Written task a => In the fashion commentary, what does the writer say Climax is?

Passage provided =>
══════════════════════════════
I really love that plaid jacket with coordinating trousers in the background there. The turtle necks are probably not something I could ever get my Beau into, but I do love the cut of the fitted trousers and jackets. You don't see much fitted clothing for men these days. Even fitted shirts are hard to come by. I think the over-sized belt buckle is a little silly, but has a lot of charm. It's very fun.

Before anyone says anything. Climax is the name of a brand of clothing. Nyesta is a type of fabric and very Synthetic if I had to guess. But lets move past that and look at the drape of these dresses. Gorgeous! I love white over the shoulder dress with the great ruffled detail down the side. Pink is fabulous too, but probably not so much on a busty girl. The lines of the dress are great, very clean and classic. But wait... that dress is the color of my Ruby shorts... maybe they are 1970s afterall?

Another advertisement for synthetics, but who cares. I love a good pinstripe, if you can call those pants that. Mens pants in print are just so fun. The 1970s were definitely a great time for men's fashion. So many fabrics, colors and designs to chose from. Men weren't limited to jeans or the straight cut trouser. They had options! And they rolled with it. The one thing I'm not quite sure about is whether this is business casual or just casual? Is this a weekend outfit or no?
══════════════════════════════
Data in this exercise =>
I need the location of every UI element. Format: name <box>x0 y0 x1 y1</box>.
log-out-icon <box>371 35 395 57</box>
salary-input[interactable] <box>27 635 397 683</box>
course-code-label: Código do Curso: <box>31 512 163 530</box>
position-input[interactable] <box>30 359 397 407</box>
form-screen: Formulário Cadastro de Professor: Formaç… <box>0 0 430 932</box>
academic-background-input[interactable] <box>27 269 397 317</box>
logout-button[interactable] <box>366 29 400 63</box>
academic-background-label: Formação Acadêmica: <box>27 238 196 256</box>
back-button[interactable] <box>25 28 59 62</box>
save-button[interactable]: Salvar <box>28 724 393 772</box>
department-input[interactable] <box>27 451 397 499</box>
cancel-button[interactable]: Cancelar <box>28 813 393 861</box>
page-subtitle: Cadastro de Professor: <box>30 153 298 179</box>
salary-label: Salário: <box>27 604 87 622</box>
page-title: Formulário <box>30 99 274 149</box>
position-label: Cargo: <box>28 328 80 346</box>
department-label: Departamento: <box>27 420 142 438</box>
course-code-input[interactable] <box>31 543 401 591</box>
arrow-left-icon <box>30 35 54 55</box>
══════════════════════════════
Written task b => Write out, without changes, the part of the entries that opens with the first line and closes with the line containing "back-button[interactable] <box>25 28", including both of those lines.

Correct response a => Climax is the name of a brand of clothing.

Correct response b =>
I need the location of every UI element. Format: name <box>x0 y0 x1 y1</box>.
log-out-icon <box>371 35 395 57</box>
salary-input[interactable] <box>27 635 397 683</box>
course-code-label: Código do Curso: <box>31 512 163 530</box>
position-input[interactable] <box>30 359 397 407</box>
form-screen: Formulário Cadastro de Professor: Formaç… <box>0 0 430 932</box>
academic-background-input[interactable] <box>27 269 397 317</box>
logout-button[interactable] <box>366 29 400 63</box>
academic-background-label: Formação Acadêmica: <box>27 238 196 256</box>
back-button[interactable] <box>25 28 59 62</box>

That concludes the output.